=== Texte de la page ===

Qu’en est-il plus précisément de la recherche empirique en traductologie? Neunzig montre la méthode scientifique classique dans ses différentes étapes (« Phases Model »), pour l’appliquer à la traductologie, et s’attache à examiner les difficultés potentielles qui pourraient surgir à chacune de ces étapes (« theoretical level, methodological level, analytical level »). L’« objet traduction » est défini par lui comme ne correspondant ni aux sciences naturelles, ni aux sciences sociales, ni à la philologie, ni à l’histoire, mais à un état idéal :
[…] When a science such as translation studies, whose research objectives do not involve a description and control of the world (as in natural science research), human behaviour (social sciences) nor an analysis of interpretation of real human intervention (historical, juridical or philological sciences), but rather represents a search for an ideal state (the potential results of a human intervention) then this will tend to lead to the development of that science’s own form of theoretical abstraction and a search for a new research path.
Or deux questions se posent : d’abord, la traductologie, comme nouvelle science qui chercherait « une nouvelle voie de recherche » (une nouvelle méthode?) peut-elle se satisfaire du modèle scientifique existant? Et les difficultés implicites de ce modèle sont-elles insurmontables?
Ces difficultés sont au coeur de l’article de Gile. Pour lui, les traductologues attirés par « l’approche scientifique canonique » ont tendance à ne pas dominer, dans le détail, les méthodes multiples et complexes de cette approche, d’où le titre de son article, « La recherche traductologique : méthodes ou approche? » Dès lors, Gile jette un regard critique sur les étapes concrètes des expériences menées en traductologie. Plutôt que d’aborder la question des fondements théoriques à la base des hypothèses empiriques (ce que Chesterman propose dans son article) Gile fait référence, entre autres, au profil et à la formation hétérogène des chercheurs en traductologie, puis il met un grain de sable dans la machine des expériences en interrogeant les conditions matérielles de celles-ci ainsi que leurs effets sur le traducteur qui y participe (logique de l’indicateur, interférence, rendement raisonnable). En remettant directement en question les méthodes qui font tourner cette machine, il préfère ancrer nos recherches empiriques dans une approche plus générale qui chapeauterait ces méthodes : « l’approche scientifique canonique ».

===

■ **Problème court 1**:
Répondez aux questions suivantes sur l'extrait consacré à la recherche empirique en traductologie.
(a) Selon Neunzig, à quoi correspond l'« objet traduction » ?
(b) Quel est le titre de l'article de Gile ?
(c) Quelle question Chesterman propose-t-il d'aborder dans son article ?
Les lignes qui suivent n'ont aucun rapport avec l'extrait.

=== Jeu de données ===

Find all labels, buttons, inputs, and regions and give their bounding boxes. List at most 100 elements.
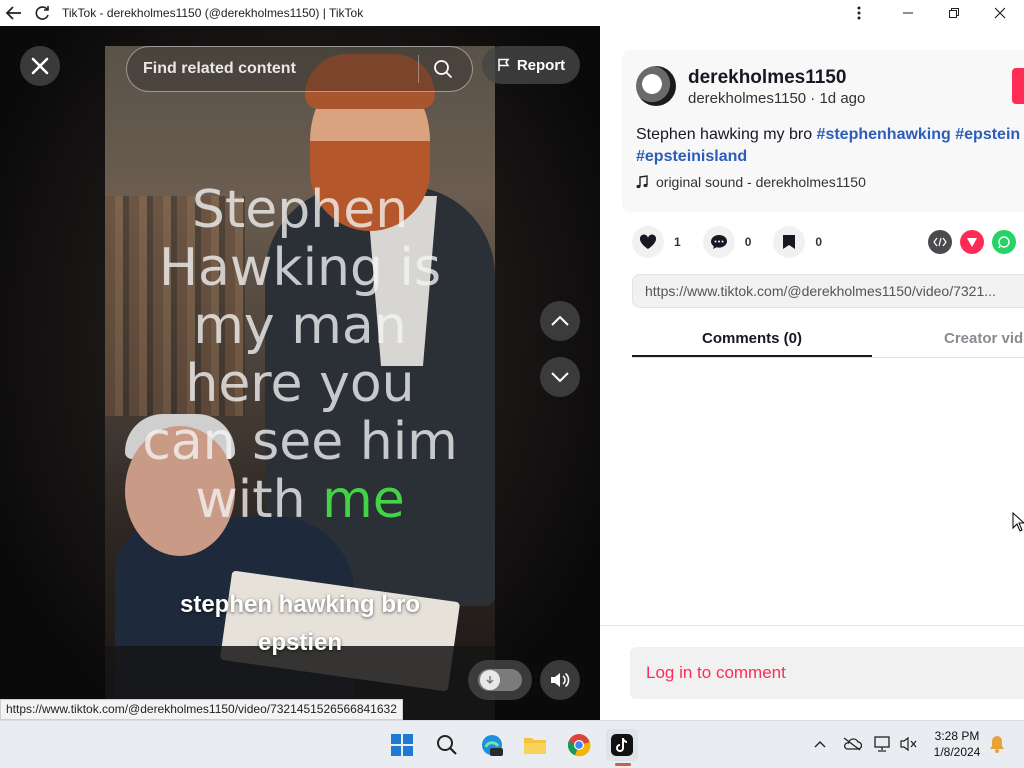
follow-button[interactable] xyxy=(1012,68,1024,104)
overlay-line: with xyxy=(195,470,306,530)
windows-logo-icon xyxy=(391,734,413,756)
volume-icon xyxy=(551,672,570,688)
restore-button[interactable] xyxy=(931,0,977,26)
back-button[interactable] xyxy=(0,0,28,26)
music-link[interactable]: original sound - derekholmes1150 xyxy=(636,174,866,190)
author-username[interactable]: derekholmes1150 xyxy=(688,67,846,89)
comment-icon-wrap xyxy=(702,226,735,258)
save-button[interactable]: 0 xyxy=(773,226,822,258)
autoscroll-toggle[interactable] xyxy=(468,660,532,700)
overlay-line: here you xyxy=(185,354,415,414)
author-subline: derekholmes1150 · 1d ago xyxy=(688,90,866,107)
engagement-actions: 1 0 0 xyxy=(632,224,844,260)
show-hidden-icons-button[interactable] xyxy=(808,732,832,756)
whatsapp-icon xyxy=(998,236,1010,249)
copy-link-field[interactable]: https://www.tiktok.com/@derekholmes1150/… xyxy=(632,274,1024,308)
overlay-highlight-word: me xyxy=(322,470,405,530)
search-button[interactable] xyxy=(419,46,467,92)
chrome-button[interactable] xyxy=(563,729,595,761)
related-search-bar[interactable] xyxy=(126,46,473,92)
save-count: 0 xyxy=(815,235,823,249)
folder-icon xyxy=(524,738,546,754)
next-video-button[interactable] xyxy=(540,357,580,397)
browser-menu-button[interactable] xyxy=(836,0,882,26)
minimize-button[interactable] xyxy=(885,0,931,26)
like-icon-wrap xyxy=(632,226,664,258)
tiktok-app-button[interactable] xyxy=(606,729,638,761)
overlay-line: Stephen xyxy=(191,180,409,240)
more-vertical-icon xyxy=(857,6,861,20)
taskbar-search-button[interactable] xyxy=(431,729,463,761)
overlay-line: can see him xyxy=(142,412,458,472)
mouse-cursor-icon xyxy=(1012,512,1024,532)
clock-date: 1/8/2024 xyxy=(933,745,981,759)
window-title: TikTok - derekholmes1150 (@derekholmes11… xyxy=(62,6,364,20)
close-window-button[interactable] xyxy=(977,0,1023,26)
whatsapp-share-button[interactable] xyxy=(992,230,1016,254)
notifications-button[interactable] xyxy=(985,732,1009,756)
search-icon xyxy=(434,60,453,79)
volume-button[interactable] xyxy=(540,660,580,700)
clock-time: 3:28 PM xyxy=(934,729,980,743)
like-button[interactable]: 1 xyxy=(632,226,681,258)
toggle-switch[interactable] xyxy=(478,669,522,691)
volume-tray-button[interactable] xyxy=(897,732,921,756)
video-player[interactable]: Stephen Hawking is my man here you can s… xyxy=(0,26,600,720)
video-caption: stephen hawking bro epstien xyxy=(105,586,495,662)
heart-icon xyxy=(639,234,657,249)
related-search-input[interactable] xyxy=(143,60,418,78)
bell-icon xyxy=(990,736,1004,753)
send-icon xyxy=(967,238,977,247)
start-button[interactable] xyxy=(386,729,418,761)
hashtag-link[interactable]: #stephenhawking xyxy=(817,126,951,143)
link-hover-status: https://www.tiktok.com/@derekholmes1150/… xyxy=(0,699,403,720)
refresh-icon xyxy=(35,6,49,20)
edge-browser-icon xyxy=(482,735,503,756)
speaker-muted-icon xyxy=(900,736,917,752)
comment-icon xyxy=(710,235,727,249)
network-icon xyxy=(874,736,890,752)
avatar[interactable] xyxy=(636,66,676,106)
post-info-card: derekholmes1150 derekholmes1150 · 1d ago… xyxy=(622,50,1024,212)
overlay-line-last: with me xyxy=(105,471,495,529)
comment-count: 0 xyxy=(744,235,752,249)
chevron-up-icon xyxy=(814,741,826,748)
tab-creator-videos[interactable]: Creator videos xyxy=(944,330,1024,347)
close-video-button[interactable] xyxy=(20,46,60,86)
network-button[interactable] xyxy=(871,732,895,756)
embed-button[interactable] xyxy=(928,230,952,254)
login-to-comment-label: Log in to comment xyxy=(646,663,786,682)
report-label: Report xyxy=(516,56,566,74)
edge-beta-button[interactable] xyxy=(476,729,508,761)
music-label: original sound - derekholmes1150 xyxy=(656,174,866,190)
hashtag-link[interactable]: #epsteinisland xyxy=(636,148,747,165)
report-button[interactable]: Report xyxy=(482,46,580,84)
send-button[interactable] xyxy=(960,230,984,254)
previous-video-button[interactable] xyxy=(540,301,580,341)
divider xyxy=(600,625,1024,626)
search-icon xyxy=(437,735,457,755)
toggle-knob xyxy=(480,670,500,690)
overlay-line: my man xyxy=(193,296,407,356)
embed-code-icon xyxy=(933,237,947,247)
tab-comments[interactable]: Comments (0) xyxy=(632,330,872,347)
comment-button[interactable]: 0 xyxy=(702,226,752,258)
refresh-button[interactable] xyxy=(28,0,56,26)
arrow-down-icon xyxy=(486,676,494,684)
save-icon-wrap xyxy=(773,226,806,258)
chevron-down-icon xyxy=(551,372,569,383)
post-description: Stephen hawking my bro #stephenhawking #… xyxy=(636,124,1024,168)
back-arrow-icon xyxy=(5,6,21,20)
login-to-comment-bar[interactable]: Log in to comment xyxy=(630,647,1024,699)
taskbar-clock[interactable]: 3:28 PM 1/8/2024 xyxy=(926,728,988,760)
tiktok-icon xyxy=(611,734,633,756)
chevron-up-icon xyxy=(551,315,569,326)
share-buttons xyxy=(928,230,1016,254)
hashtag-link[interactable]: #epstein xyxy=(955,126,1020,143)
close-icon xyxy=(994,7,1006,19)
description-text: Stephen hawking my bro xyxy=(636,126,817,143)
close-icon xyxy=(31,57,49,75)
onedrive-button[interactable] xyxy=(840,732,864,756)
file-explorer-button[interactable] xyxy=(519,729,551,761)
active-app-indicator xyxy=(615,763,631,766)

===

■ **Problème court 2**: Recopiez à l'identique, parmi les lignes de mise en page, celles qui vont de la ligne contenant « follow-button[interactable] xyxy=(1012,68,1024,104) » à la ligne contenant « back-button[interactable] xyxy=(0,0,28,26) », ces deux lignes comprises.

■ **Réponse complète 1**:
(a) Il correspond à un état idéal, et non aux sciences naturelles, aux sciences sociales, à la philologie ou à l'histoire.
(b) « La recherche traductologique : méthodes ou approche? »
(c) La question des fondements théoriques à la base des hypothèses empiriques.

■ **Réponse complète 2**:
follow-button[interactable] xyxy=(1012,68,1024,104)
overlay-line: with xyxy=(195,470,306,530)
windows-logo-icon xyxy=(391,734,413,756)
volume-icon xyxy=(551,672,570,688)
restore-button[interactable] xyxy=(931,0,977,26)
back-button[interactable] xyxy=(0,0,28,26)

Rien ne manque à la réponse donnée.